> INSTRUCTIONS FOR THE TASK: All records must be quoted exactly. Omit the pictures.

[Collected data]
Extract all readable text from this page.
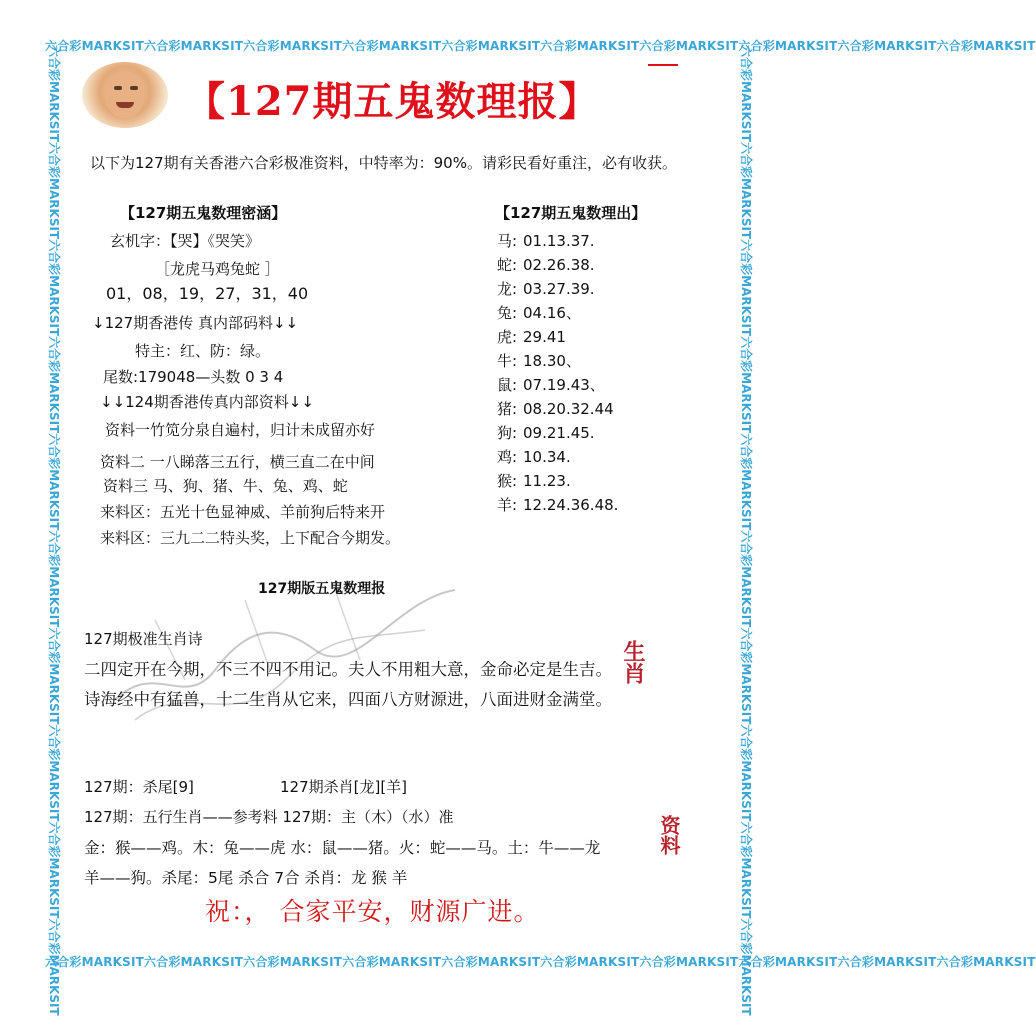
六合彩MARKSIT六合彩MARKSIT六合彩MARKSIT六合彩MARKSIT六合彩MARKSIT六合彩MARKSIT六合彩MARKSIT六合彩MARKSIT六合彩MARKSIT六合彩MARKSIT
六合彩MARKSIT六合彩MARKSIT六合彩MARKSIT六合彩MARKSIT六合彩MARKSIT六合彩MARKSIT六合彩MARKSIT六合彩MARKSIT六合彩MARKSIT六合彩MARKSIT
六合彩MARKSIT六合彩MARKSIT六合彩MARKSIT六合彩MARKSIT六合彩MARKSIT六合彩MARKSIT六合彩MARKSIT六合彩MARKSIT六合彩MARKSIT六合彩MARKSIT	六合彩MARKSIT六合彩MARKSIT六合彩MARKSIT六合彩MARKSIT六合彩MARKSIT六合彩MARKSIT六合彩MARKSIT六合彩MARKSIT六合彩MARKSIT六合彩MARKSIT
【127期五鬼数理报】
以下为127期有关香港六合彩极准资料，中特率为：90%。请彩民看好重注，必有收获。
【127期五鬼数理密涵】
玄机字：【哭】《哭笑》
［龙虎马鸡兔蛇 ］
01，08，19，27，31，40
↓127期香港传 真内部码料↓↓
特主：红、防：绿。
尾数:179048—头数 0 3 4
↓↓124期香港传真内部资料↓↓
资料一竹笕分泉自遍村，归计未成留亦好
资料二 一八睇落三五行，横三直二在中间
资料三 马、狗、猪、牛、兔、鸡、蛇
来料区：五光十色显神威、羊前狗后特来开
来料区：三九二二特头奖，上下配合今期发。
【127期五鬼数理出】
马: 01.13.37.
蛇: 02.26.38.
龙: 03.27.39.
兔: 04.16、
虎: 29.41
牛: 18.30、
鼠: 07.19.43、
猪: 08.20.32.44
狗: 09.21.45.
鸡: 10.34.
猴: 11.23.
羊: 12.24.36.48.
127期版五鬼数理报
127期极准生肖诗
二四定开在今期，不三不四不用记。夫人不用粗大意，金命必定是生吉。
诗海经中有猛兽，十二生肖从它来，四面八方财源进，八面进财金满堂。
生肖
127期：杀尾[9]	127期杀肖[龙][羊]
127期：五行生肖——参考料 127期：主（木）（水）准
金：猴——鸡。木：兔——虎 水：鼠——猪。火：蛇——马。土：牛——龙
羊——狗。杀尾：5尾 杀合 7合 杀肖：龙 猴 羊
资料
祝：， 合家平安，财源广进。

> WRITTEN SOLUTION:
Extract all readable text from this page.
六合彩MARKSIT六合彩MARKSIT六合彩MARKSIT六合彩MARKSIT六合彩MARKSIT六合彩MARKSIT六合彩MARKSIT六合彩MARKSIT六合彩MARKSIT六合彩MARKSIT
六合彩MARKSIT六合彩MARKSIT六合彩MARKSIT六合彩MARKSIT六合彩MARKSIT六合彩MARKSIT六合彩MARKSIT六合彩MARKSIT六合彩MARKSIT六合彩MARKSIT
六合彩MARKSIT六合彩MARKSIT六合彩MARKSIT六合彩MARKSIT六合彩MARKSIT六合彩MARKSIT六合彩MARKSIT六合彩MARKSIT六合彩MARKSIT六合彩MARKSIT	六合彩MARKSIT六合彩MARKSIT六合彩MARKSIT六合彩MARKSIT六合彩MARKSIT六合彩MARKSIT六合彩MARKSIT六合彩MARKSIT六合彩MARKSIT六合彩MARKSIT
【127期五鬼数理报】
以下为127期有关香港六合彩极准资料，中特率为：90%。请彩民看好重注，必有收获。
【127期五鬼数理密涵】
玄机字：【哭】《哭笑》
［龙虎马鸡兔蛇 ］
01，08，19，27，31，40
↓127期香港传 真内部码料↓↓
特主：红、防：绿。
尾数:179048—头数 0 3 4
↓↓124期香港传真内部资料↓↓
资料一竹笕分泉自遍村，归计未成留亦好
资料二 一八睇落三五行，横三直二在中间
资料三 马、狗、猪、牛、兔、鸡、蛇
来料区：五光十色显神威、羊前狗后特来开
来料区：三九二二特头奖，上下配合今期发。
【127期五鬼数理出】
马: 01.13.37.
蛇: 02.26.38.
龙: 03.27.39.
兔: 04.16、
虎: 29.41
牛: 18.30、
鼠: 07.19.43、
猪: 08.20.32.44
狗: 09.21.45.
鸡: 10.34.
猴: 11.23.
羊: 12.24.36.48.
127期版五鬼数理报
127期极准生肖诗
二四定开在今期，不三不四不用记。夫人不用粗大意，金命必定是生吉。
诗海经中有猛兽，十二生肖从它来，四面八方财源进，八面进财金满堂。
生肖
127期：杀尾[9]	127期杀肖[龙][羊]
127期：五行生肖——参考料 127期：主（木）（水）准
金：猴——鸡。木：兔——虎 水：鼠——猪。火：蛇——马。土：牛——龙
羊——狗。杀尾：5尾 杀合 7合 杀肖：龙 猴 羊
资料
祝：， 合家平安，财源广进。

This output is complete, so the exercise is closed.